**What you will do**.
Copy out the material word for word, starting at its first line and ending at the line that contains "FancyBboxPatch shape [286,34,319,258]", including both of those lines.

-- START OF Entries --

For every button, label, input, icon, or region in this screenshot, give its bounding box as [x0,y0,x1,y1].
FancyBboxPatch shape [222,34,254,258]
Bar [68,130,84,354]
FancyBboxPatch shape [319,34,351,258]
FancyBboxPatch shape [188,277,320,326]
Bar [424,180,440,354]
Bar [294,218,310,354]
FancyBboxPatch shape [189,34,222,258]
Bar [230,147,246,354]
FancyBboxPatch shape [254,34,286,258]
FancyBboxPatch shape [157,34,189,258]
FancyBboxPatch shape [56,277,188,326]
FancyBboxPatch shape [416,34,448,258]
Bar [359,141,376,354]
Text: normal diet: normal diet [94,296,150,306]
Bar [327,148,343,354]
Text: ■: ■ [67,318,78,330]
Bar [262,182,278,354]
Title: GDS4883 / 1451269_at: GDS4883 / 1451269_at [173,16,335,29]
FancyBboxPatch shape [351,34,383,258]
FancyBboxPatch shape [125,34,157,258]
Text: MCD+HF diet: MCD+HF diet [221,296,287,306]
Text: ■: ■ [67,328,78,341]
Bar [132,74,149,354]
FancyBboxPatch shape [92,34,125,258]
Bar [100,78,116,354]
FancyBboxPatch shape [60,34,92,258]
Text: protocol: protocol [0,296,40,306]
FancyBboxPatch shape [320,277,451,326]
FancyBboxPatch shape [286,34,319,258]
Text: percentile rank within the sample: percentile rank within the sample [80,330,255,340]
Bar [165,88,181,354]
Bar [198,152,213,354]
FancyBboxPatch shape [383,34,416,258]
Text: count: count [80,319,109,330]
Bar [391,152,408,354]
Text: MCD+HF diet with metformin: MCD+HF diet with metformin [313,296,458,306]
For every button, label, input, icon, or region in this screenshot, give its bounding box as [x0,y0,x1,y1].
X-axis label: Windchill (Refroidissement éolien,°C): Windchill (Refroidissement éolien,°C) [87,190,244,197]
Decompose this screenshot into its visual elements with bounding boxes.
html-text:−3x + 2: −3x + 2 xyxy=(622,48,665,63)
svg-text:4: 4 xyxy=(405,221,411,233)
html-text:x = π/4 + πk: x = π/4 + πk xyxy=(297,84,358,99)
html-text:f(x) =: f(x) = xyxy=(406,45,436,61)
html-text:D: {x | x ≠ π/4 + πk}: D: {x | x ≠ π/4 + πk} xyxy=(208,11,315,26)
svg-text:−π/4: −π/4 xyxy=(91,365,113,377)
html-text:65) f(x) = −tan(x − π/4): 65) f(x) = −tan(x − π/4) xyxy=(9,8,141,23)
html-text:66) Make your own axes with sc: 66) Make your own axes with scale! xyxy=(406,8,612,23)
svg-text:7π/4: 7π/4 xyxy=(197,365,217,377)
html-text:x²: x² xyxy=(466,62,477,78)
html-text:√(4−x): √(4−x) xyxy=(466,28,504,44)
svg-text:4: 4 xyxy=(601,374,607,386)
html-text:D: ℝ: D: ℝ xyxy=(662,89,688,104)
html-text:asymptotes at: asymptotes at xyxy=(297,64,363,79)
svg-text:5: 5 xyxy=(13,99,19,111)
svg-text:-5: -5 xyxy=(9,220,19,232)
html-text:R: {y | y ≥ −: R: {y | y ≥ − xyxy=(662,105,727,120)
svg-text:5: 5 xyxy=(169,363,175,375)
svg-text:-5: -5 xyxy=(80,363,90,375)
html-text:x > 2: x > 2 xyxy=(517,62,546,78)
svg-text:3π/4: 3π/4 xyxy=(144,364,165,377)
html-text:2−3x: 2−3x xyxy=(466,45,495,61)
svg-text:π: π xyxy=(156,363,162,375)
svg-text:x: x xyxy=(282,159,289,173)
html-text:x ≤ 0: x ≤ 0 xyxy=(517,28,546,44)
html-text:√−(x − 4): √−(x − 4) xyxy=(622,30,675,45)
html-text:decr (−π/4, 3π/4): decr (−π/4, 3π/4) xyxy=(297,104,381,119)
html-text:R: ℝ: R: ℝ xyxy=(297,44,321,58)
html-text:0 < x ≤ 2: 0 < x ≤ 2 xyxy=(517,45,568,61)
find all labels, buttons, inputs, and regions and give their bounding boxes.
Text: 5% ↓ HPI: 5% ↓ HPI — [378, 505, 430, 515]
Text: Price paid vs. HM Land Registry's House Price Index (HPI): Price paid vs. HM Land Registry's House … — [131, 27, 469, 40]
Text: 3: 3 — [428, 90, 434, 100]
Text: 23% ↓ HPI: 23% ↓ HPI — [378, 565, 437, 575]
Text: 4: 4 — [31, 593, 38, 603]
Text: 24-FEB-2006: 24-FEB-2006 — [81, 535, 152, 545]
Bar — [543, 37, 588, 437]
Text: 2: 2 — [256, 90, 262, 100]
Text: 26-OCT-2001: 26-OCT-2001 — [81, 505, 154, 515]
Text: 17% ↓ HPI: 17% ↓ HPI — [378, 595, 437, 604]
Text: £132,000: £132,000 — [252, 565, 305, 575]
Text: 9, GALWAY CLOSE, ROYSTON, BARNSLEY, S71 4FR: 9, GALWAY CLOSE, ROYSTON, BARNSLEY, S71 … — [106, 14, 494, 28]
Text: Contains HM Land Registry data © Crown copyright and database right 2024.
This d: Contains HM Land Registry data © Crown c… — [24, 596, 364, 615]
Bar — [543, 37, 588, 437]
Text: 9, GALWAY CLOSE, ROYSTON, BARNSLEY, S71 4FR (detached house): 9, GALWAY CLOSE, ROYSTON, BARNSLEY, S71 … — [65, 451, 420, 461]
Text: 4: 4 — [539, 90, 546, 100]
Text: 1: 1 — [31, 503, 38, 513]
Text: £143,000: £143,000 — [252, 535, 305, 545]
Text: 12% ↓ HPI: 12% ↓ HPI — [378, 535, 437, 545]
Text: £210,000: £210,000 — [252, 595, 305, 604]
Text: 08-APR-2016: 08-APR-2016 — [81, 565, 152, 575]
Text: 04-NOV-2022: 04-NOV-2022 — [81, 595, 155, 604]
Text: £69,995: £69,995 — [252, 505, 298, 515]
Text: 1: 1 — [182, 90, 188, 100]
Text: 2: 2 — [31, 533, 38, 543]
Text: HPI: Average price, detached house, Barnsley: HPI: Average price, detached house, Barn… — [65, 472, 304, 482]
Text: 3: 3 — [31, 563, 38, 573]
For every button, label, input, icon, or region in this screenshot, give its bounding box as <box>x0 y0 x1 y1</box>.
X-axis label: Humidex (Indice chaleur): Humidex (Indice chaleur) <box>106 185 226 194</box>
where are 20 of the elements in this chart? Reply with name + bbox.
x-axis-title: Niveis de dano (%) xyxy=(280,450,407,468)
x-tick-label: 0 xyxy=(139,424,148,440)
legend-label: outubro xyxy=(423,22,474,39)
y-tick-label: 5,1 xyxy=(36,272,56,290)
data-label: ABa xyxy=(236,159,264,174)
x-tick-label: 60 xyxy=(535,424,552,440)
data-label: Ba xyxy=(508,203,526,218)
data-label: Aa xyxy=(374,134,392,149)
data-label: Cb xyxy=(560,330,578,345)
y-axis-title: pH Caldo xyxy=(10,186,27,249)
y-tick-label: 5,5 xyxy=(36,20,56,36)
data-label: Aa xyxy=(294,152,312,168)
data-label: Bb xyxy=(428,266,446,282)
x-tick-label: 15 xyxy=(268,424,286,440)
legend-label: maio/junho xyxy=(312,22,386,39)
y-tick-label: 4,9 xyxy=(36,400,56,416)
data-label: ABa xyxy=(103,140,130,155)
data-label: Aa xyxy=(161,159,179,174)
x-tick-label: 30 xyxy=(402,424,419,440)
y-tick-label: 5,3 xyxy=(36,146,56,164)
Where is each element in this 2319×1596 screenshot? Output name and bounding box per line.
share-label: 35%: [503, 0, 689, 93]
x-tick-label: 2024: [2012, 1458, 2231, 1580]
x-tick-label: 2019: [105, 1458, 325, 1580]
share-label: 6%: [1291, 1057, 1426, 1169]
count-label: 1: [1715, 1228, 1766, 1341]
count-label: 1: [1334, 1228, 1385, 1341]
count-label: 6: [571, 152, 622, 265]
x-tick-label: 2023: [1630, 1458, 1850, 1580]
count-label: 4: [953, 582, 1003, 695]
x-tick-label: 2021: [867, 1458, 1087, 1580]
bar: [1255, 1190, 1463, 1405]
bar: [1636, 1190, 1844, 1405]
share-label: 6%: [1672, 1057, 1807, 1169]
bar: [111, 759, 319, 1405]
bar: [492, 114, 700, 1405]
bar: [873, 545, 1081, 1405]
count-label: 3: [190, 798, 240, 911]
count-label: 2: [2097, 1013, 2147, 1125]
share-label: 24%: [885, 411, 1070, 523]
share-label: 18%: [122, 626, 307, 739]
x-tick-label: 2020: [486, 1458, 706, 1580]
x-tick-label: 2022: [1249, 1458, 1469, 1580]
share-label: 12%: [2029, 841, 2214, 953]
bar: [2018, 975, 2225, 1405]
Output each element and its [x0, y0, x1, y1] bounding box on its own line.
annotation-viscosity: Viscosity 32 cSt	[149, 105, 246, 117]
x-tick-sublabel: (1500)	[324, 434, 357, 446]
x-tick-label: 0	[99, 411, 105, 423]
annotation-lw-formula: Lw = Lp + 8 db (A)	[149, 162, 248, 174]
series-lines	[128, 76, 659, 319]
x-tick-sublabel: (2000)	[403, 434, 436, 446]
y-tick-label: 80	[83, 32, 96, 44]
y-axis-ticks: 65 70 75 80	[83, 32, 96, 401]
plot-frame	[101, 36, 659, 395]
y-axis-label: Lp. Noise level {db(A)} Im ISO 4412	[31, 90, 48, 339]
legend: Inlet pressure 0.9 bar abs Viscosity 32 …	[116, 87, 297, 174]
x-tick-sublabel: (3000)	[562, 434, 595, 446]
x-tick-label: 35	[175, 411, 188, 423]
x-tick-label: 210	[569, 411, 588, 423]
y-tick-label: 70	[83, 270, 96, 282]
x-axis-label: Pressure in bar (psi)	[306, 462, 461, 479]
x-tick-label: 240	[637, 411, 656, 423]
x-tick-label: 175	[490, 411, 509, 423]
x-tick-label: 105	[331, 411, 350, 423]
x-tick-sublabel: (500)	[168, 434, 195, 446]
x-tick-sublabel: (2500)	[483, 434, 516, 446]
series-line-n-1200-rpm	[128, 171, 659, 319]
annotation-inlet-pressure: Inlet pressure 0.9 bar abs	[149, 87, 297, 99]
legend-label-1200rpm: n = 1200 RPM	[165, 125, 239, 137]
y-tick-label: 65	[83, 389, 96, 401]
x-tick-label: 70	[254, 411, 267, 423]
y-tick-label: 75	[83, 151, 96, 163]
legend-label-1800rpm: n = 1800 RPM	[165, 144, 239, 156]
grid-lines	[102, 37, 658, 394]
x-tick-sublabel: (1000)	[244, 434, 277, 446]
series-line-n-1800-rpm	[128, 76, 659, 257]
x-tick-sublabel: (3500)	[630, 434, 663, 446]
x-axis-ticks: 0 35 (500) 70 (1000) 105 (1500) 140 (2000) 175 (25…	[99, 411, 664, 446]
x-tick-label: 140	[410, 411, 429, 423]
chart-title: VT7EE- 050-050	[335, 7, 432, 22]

-- END OF Entries --

**Solved exercise**.
For every button, label, input, icon, or region in this screenshot, give its bounding box as [x0,y0,x1,y1].
FancyBboxPatch shape [222,34,254,258]
Bar [68,130,84,354]
FancyBboxPatch shape [319,34,351,258]
FancyBboxPatch shape [188,277,320,326]
Bar [424,180,440,354]
Bar [294,218,310,354]
FancyBboxPatch shape [189,34,222,258]
Bar [230,147,246,354]
FancyBboxPatch shape [254,34,286,258]
FancyBboxPatch shape [157,34,189,258]
FancyBboxPatch shape [56,277,188,326]
FancyBboxPatch shape [416,34,448,258]
Bar [359,141,376,354]
Text: normal diet: normal diet [94,296,150,306]
Bar [327,148,343,354]
Text: ■: ■ [67,318,78,330]
Bar [262,182,278,354]
Title: GDS4883 / 1451269_at: GDS4883 / 1451269_at [173,16,335,29]
FancyBboxPatch shape [351,34,383,258]
FancyBboxPatch shape [125,34,157,258]
Text: MCD+HF diet: MCD+HF diet [221,296,287,306]
Text: ■: ■ [67,328,78,341]
Bar [132,74,149,354]
FancyBboxPatch shape [92,34,125,258]
Bar [100,78,116,354]
FancyBboxPatch shape [60,34,92,258]
Text: protocol: protocol [0,296,40,306]
FancyBboxPatch shape [320,277,451,326]
FancyBboxPatch shape [286,34,319,258]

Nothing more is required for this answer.